>>

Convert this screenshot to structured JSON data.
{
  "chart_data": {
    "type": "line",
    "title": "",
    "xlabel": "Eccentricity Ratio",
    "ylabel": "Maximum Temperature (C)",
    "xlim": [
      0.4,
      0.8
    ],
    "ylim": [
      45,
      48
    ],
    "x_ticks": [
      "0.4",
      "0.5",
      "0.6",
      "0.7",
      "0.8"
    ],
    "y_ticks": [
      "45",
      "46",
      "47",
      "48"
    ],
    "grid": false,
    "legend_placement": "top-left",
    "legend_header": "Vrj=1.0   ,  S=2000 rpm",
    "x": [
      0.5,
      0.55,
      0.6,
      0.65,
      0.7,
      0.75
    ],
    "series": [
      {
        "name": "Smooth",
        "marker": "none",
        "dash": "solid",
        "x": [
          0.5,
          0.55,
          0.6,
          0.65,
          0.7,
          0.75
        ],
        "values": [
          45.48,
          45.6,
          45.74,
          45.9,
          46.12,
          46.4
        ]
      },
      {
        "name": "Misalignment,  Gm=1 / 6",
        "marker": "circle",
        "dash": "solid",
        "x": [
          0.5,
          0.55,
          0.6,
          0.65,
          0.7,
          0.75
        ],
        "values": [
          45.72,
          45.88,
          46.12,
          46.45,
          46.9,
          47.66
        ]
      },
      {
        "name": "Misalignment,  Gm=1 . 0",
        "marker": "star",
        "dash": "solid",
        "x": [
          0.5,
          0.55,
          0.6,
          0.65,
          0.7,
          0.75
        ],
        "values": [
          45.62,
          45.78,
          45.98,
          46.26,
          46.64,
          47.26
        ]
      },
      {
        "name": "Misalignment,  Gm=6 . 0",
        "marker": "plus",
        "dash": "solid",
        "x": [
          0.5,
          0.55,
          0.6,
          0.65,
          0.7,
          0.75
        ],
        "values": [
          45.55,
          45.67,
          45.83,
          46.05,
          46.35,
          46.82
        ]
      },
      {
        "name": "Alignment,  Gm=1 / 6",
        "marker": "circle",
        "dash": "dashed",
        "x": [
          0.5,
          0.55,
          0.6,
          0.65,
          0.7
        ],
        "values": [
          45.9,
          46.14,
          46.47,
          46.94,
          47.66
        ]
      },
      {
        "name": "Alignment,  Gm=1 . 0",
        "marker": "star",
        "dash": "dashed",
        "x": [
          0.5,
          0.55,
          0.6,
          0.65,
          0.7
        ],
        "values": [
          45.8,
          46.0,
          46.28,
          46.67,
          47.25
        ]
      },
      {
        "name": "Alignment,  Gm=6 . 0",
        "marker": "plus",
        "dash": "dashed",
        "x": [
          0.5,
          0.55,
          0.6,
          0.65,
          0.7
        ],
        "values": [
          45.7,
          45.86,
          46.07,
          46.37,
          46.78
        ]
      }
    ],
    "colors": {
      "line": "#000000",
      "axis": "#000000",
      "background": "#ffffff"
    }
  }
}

<<

What is needed:
Your task is to output the full set of records exactly as presented.

Final answer:
Convert this screenshot to structured JSON data.
{
  "chart_data": {
    "type": "line",
    "title": "",
    "xlabel": "Eccentricity Ratio",
    "ylabel": "Maximum Temperature (C)",
    "xlim": [
      0.4,
      0.8
    ],
    "ylim": [
      45,
      48
    ],
    "x_ticks": [
      "0.4",
      "0.5",
      "0.6",
      "0.7",
      "0.8"
    ],
    "y_ticks": [
      "45",
      "46",
      "47",
      "48"
    ],
    "grid": false,
    "legend_placement": "top-left",
    "legend_header": "Vrj=1.0   ,  S=2000 rpm",
    "x": [
      0.5,
      0.55,
      0.6,
      0.65,
      0.7,
      0.75
    ],
    "series": [
      {
        "name": "Smooth",
        "marker": "none",
        "dash": "solid",
        "x": [
          0.5,
          0.55,
          0.6,
          0.65,
          0.7,
          0.75
        ],
        "values": [
          45.48,
          45.6,
          45.74,
          45.9,
          46.12,
          46.4
        ]
      },
      {
        "name": "Misalignment,  Gm=1 / 6",
        "marker": "circle",
        "dash": "solid",
        "x": [
          0.5,
          0.55,
          0.6,
          0.65,
          0.7,
          0.75
        ],
        "values": [
          45.72,
          45.88,
          46.12,
          46.45,
          46.9,
          47.66
        ]
      },
      {
        "name": "Misalignment,  Gm=1 . 0",
        "marker": "star",
        "dash": "solid",
        "x": [
          0.5,
          0.55,
          0.6,
          0.65,
          0.7,
          0.75
        ],
        "values": [
          45.62,
          45.78,
          45.98,
          46.26,
          46.64,
          47.26
        ]
      },
      {
        "name": "Misalignment,  Gm=6 . 0",
        "marker": "plus",
        "dash": "solid",
        "x": [
          0.5,
          0.55,
          0.6,
          0.65,
          0.7,
          0.75
        ],
        "values": [
          45.55,
          45.67,
          45.83,
          46.05,
          46.35,
          46.82
        ]
      },
      {
        "name": "Alignment,  Gm=1 / 6",
        "marker": "circle",
        "dash": "dashed",
        "x": [
          0.5,
          0.55,
          0.6,
          0.65,
          0.7
        ],
        "values": [
          45.9,
          46.14,
          46.47,
          46.94,
          47.66
        ]
      },
      {
        "name": "Alignment,  Gm=1 . 0",
        "marker": "star",
        "dash": "dashed",
        "x": [
          0.5,
          0.55,
          0.6,
          0.65,
          0.7
        ],
        "values": [
          45.8,
          46.0,
          46.28,
          46.67,
          47.25
        ]
      },
      {
        "name": "Alignment,  Gm=6 . 0",
        "marker": "plus",
        "dash": "dashed",
        "x": [
          0.5,
          0.55,
          0.6,
          0.65,
          0.7
        ],
        "values": [
          45.7,
          45.86,
          46.07,
          46.37,
          46.78
        ]
      }
    ],
    "colors": {
      "line": "#000000",
      "axis": "#000000",
      "background": "#ffffff"
    }
  }
}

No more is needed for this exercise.